— START —

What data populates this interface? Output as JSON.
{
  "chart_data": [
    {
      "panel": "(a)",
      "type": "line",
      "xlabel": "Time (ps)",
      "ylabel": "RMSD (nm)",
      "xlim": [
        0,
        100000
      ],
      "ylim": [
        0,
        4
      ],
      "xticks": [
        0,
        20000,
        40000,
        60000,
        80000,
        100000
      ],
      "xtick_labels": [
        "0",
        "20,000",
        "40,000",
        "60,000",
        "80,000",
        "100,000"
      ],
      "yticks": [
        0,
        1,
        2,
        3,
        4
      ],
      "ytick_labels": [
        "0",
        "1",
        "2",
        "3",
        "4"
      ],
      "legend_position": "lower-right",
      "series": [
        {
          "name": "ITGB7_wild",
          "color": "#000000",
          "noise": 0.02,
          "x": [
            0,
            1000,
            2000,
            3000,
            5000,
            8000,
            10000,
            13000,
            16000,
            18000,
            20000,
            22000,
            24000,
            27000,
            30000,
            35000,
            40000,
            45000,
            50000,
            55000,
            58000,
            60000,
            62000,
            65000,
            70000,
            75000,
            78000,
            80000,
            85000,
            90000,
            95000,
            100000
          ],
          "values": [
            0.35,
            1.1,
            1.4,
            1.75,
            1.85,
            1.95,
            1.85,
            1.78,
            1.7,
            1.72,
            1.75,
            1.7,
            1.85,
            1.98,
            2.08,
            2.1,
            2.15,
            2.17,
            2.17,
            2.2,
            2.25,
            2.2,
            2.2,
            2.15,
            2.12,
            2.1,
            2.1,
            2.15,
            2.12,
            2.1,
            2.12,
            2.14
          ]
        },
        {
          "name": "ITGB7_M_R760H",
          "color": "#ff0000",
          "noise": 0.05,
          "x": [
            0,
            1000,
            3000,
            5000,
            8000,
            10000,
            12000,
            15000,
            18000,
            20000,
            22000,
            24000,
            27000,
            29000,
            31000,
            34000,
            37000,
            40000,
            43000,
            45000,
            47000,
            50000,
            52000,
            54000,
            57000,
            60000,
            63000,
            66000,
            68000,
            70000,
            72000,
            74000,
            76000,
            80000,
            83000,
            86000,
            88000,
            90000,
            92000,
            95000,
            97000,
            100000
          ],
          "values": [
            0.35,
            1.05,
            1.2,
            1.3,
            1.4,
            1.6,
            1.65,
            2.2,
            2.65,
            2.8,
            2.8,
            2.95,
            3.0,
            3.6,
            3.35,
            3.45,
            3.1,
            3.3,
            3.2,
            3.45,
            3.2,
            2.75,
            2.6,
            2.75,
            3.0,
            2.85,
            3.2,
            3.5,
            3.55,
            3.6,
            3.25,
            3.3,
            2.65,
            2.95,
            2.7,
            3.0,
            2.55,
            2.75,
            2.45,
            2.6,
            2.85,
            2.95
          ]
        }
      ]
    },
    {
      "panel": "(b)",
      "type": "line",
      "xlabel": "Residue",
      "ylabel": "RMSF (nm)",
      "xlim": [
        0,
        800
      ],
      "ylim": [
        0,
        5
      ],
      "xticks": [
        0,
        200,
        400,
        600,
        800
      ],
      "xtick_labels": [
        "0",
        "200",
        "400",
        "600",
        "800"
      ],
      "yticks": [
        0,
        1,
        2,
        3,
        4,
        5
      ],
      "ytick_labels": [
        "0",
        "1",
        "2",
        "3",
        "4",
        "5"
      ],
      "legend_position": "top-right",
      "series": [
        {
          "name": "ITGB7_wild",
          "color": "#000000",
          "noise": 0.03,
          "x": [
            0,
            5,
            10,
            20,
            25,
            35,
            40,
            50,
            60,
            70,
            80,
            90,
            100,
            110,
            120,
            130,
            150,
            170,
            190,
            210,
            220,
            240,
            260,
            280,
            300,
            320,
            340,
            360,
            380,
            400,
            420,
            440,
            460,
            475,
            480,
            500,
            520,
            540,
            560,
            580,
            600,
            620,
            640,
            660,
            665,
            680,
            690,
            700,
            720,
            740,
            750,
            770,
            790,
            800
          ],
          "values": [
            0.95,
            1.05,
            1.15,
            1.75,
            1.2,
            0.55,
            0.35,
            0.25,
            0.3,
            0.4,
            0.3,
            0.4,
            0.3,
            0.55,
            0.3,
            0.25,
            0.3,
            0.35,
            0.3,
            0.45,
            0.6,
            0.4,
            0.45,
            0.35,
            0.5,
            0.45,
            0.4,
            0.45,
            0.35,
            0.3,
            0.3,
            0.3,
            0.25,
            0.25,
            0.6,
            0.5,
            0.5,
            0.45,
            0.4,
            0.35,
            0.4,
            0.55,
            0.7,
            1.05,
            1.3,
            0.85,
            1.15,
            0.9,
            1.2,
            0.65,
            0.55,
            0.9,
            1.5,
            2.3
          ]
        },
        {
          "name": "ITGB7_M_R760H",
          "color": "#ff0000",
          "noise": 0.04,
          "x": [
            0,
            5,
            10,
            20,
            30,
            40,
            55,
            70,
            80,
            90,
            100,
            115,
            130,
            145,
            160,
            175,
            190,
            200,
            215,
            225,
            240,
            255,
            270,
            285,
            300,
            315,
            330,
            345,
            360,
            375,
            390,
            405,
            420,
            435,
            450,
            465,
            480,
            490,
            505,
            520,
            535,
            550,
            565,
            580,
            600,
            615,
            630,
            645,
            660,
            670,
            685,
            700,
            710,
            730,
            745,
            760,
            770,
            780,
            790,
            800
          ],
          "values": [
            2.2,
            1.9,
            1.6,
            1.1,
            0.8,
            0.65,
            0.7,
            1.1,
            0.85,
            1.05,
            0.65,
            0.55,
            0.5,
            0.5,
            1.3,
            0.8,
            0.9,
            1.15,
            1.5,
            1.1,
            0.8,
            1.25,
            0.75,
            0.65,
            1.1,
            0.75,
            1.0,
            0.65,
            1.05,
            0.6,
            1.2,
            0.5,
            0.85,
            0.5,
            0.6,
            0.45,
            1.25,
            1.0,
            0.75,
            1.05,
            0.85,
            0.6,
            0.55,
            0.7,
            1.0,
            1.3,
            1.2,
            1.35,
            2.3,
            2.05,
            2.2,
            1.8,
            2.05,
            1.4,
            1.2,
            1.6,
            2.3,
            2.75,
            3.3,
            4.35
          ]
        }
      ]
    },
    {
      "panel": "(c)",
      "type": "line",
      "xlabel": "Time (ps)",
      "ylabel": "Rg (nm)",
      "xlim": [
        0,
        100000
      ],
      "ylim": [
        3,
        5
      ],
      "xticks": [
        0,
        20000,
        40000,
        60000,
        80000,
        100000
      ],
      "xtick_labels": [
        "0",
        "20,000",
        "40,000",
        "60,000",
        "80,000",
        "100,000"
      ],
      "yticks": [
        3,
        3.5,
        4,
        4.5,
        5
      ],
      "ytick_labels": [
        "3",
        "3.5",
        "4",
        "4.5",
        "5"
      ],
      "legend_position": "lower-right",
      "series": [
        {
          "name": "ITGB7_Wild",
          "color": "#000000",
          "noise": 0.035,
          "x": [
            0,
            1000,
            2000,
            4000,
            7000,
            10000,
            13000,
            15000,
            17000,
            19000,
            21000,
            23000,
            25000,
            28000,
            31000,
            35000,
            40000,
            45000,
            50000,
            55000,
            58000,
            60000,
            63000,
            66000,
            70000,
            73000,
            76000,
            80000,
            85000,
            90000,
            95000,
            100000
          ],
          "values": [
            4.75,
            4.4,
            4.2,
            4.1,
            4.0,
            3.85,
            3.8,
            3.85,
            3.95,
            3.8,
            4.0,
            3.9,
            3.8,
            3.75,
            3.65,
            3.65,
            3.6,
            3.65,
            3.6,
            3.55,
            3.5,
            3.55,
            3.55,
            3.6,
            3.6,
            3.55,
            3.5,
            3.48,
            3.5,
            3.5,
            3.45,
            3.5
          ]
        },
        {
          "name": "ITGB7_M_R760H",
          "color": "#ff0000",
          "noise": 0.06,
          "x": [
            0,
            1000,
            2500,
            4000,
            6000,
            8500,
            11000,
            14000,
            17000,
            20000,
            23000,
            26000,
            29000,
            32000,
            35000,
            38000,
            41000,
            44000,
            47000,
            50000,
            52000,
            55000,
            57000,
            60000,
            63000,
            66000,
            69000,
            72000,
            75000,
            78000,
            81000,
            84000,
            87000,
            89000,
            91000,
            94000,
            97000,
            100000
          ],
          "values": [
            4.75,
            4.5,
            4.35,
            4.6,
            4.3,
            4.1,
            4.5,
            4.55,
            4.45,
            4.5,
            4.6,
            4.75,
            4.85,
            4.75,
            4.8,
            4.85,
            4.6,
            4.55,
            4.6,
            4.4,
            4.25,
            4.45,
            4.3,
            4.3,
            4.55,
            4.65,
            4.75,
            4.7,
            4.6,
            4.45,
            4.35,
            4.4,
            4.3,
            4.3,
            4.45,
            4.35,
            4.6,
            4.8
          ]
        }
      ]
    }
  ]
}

— END —

◆ **EXERCISE**
Copy out the lines that hold "ylabel".

◆ **PROBLEM SOLUTION**
      "ylabel": "RMSD (nm)",
      "ylabel": "RMSF (nm)",
      "ylabel": "Rg (nm)",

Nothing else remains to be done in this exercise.